** Opening EXTRACTED TEXT block **

I know firsthand, because at the age of 36, I was diagnosed with stage 2 breast cancer.
I could tell you about the tests, the agony of waiting for answers, the procedures and treatments… but for this I have something more personal.
January 29, 2018
I received the call from my surgeon: "You have cancer."
Even though I was expecting this diagnosis, I was still shocked. I don’t remember much of what he said, but I remember being told that I was going to be okay, that their plan was to get me well so I never missed any of Eliza’s life events. As you can imagine, that was very important to the mom of a 4 year old.
My husband held me, and with words of comfort, he soothed my frightened heart.
Now at this point, I would have settled into the couch with a blanket and a box of tissues and cried into the night…. BUT the Lord had other plans for me.
First, my Father and Mother-in-law arrived. They hugged me and told me they would be here for me. They would help me in any way. We wouldn’t be alone in this season. James, my father-in-law, shared with me Romans 8:28… and this verse has been my hope.
"And we know that all things work together for good to those who love God, to those who are called according to His purpose." Romans 8:28No matter how hard things were, I had to believe that God was working "even this" for my good…for His good and His glory.
A little while later, my two sisters-in-law, Mallory and Alia, showed up with pizza, chips, snacks and all of their families. We were having a party… there would be no more crying that night. It turns out, you can still laugh and have fun, even when you just got the worst news of your life.
One of the best pieces of advice I received came from my father-in-law…
He told me that when gold is put in the fire, the man doesn’t walk away and allow it to be burned up… he takes it out at just the right moment. That is what God is doing with me. He allowed me to be put in the fire, but He did not leave me. At just the right moment, He will pull me out of the fire.

** Closing EXTRACTED TEXT block **
** Opening EXCERPTED DATA block **

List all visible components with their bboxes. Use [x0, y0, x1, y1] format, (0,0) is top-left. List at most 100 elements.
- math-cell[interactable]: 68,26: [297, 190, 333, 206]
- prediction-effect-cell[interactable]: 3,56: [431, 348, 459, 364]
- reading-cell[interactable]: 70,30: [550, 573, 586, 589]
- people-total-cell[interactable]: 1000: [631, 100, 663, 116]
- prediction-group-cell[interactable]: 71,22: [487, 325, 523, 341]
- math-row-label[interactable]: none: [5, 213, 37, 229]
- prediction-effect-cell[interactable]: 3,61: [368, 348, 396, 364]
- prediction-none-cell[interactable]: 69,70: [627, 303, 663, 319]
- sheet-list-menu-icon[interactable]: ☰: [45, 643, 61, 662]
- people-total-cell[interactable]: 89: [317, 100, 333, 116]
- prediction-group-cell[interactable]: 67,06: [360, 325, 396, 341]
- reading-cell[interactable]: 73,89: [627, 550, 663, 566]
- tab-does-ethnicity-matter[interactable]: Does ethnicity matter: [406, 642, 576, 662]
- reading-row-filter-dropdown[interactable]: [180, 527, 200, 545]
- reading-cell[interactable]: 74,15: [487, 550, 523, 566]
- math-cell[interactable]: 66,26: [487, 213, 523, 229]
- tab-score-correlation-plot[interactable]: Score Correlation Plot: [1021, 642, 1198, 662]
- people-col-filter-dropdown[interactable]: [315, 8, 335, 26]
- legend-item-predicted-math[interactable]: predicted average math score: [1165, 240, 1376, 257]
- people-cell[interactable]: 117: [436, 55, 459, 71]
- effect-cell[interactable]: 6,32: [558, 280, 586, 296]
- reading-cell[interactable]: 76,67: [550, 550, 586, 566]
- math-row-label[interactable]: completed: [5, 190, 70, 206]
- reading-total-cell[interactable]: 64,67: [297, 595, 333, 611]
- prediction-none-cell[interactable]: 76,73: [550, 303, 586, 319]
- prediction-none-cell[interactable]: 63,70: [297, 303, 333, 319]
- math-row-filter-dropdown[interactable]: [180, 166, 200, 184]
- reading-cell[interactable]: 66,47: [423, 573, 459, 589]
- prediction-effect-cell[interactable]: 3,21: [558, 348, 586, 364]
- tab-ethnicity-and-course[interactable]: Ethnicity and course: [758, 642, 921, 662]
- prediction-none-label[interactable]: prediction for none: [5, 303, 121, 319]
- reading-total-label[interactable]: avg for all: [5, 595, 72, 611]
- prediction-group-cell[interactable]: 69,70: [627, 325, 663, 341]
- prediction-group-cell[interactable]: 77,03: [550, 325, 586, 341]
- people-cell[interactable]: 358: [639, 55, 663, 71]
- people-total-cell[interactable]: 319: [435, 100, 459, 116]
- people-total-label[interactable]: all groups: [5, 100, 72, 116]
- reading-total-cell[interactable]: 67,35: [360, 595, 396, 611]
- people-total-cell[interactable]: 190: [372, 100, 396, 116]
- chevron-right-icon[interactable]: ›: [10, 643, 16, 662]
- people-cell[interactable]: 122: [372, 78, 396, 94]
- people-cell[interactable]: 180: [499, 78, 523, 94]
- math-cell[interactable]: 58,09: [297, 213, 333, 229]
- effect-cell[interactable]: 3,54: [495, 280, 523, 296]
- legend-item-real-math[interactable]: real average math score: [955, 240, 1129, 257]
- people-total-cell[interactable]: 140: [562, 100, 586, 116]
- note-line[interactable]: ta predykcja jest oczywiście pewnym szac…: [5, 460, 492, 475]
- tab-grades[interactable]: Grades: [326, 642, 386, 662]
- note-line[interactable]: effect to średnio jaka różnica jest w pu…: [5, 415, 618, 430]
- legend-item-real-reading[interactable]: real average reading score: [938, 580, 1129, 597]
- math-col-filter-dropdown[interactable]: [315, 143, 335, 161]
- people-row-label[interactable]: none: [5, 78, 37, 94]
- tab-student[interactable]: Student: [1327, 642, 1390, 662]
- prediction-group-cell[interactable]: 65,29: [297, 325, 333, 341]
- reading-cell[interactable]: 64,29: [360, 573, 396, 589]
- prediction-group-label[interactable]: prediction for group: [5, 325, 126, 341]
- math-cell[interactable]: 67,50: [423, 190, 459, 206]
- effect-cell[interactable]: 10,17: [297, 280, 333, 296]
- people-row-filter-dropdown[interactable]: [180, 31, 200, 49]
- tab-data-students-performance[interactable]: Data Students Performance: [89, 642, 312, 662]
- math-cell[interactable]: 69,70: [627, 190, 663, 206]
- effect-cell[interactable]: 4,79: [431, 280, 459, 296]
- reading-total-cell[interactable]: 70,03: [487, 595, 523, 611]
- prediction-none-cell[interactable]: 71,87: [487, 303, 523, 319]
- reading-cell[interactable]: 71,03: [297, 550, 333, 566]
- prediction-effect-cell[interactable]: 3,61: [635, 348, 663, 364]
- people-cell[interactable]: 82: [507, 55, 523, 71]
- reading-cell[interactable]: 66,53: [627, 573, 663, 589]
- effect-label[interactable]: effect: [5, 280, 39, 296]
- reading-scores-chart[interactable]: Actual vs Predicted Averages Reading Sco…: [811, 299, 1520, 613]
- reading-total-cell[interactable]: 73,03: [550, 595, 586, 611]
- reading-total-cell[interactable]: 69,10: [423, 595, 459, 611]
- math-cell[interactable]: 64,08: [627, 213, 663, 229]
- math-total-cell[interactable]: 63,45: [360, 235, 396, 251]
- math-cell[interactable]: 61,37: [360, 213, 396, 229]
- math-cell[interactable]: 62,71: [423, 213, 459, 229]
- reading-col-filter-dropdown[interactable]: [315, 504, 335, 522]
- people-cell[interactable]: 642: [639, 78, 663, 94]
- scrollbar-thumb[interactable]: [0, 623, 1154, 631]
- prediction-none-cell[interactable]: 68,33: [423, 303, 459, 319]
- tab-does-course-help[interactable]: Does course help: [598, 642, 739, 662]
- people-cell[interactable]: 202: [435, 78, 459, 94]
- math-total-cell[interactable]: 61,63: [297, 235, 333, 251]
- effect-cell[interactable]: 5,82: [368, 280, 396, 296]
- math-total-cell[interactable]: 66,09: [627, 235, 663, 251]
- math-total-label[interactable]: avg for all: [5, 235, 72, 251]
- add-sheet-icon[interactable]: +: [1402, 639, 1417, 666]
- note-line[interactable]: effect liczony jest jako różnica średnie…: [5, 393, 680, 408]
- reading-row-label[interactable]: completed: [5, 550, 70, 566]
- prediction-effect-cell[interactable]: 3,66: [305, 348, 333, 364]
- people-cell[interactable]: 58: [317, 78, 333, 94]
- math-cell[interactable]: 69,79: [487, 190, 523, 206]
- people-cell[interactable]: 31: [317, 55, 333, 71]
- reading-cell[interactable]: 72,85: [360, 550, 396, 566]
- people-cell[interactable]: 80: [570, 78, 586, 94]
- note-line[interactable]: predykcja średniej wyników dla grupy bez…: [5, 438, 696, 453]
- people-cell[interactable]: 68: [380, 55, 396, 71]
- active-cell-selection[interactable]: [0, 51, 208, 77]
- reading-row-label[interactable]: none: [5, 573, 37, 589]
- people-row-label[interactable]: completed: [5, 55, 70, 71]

** Closing EXCERPTED DATA block **

**THINGS TO DO**
1. Answer these questions using the breast cancer account:
(a) At what age was the writer diagnosed, and at what stage?
(b) Who arrived first after the surgeon's call?
(c) What did Mallory and Alia bring?
2. Translate this sentence from the breast cancer account into Spanish: "My husband held me, and with words of comfort, he soothed my frightened heart."
3. Write the next few paragraphs of the breast cancer account, picking up after its final sentence.

**RESULTS BY TASK**
1.
(a) At 36, with stage 2 breast cancer.
(b) The writer's father-in-law and mother-in-law.
(c) Pizza, chips, snacks and all of their families.

2. Mi esposo me abrazó y, con palabras de consuelo, calmó mi corazón asustado.

3.
I imagine this was harder for my parents because they live a few hours away. But they have made so many trips to Double Springs this year. Day trips. Sleepovers. My Mom has stayed with me weeks at a time when I was too sick and recovering from surgery. My Dad never complained about bringing her to me and having to be on his own all week.
My sisters, Stacey and Tina, have uplifted my spirits many days by just the normalcy of daily chats (and Snapchats).
How do you put into words that something so awful can bring so much good?
GRACE.
God has shown me so much grace this year. He has healed me from cancer. I’ve been able to work. I’ve been able to go to church. Honestly, I’ve never felt so loved in all my life.
I didn’t want Eliza to remember this as the year I was sick, so when I was able, we did things.
We made memories.
Blake took us camping for the first time (right in the middle of chemo treatments) and you know what? It was fun. We went to the movies. We went to Rock City and the Aquarium. We went to Disney on Ice. We walked in our town’s Paint the Town Pink for breast cancer awareness.
And let me brag on my husband just a tiny bit.
I am so thankful that I have had Blake to lean on. I can’t imagine anyone else that would care for me the way he has. I know it’s been a tough year for him too, but when it came to me, he was there. No matter what. I truly believe we are closer today than ever.
So when I look back at this past year, I don’t see the hard times. I don’t see myself sick on the couch or recovering from surgery. I don’t see the tears and exhaustion.
I see grace.
At the beginning of my journey, I resolved to try my best to glorify God in every step of my journey, and I hope to glorify Him in every day of my life.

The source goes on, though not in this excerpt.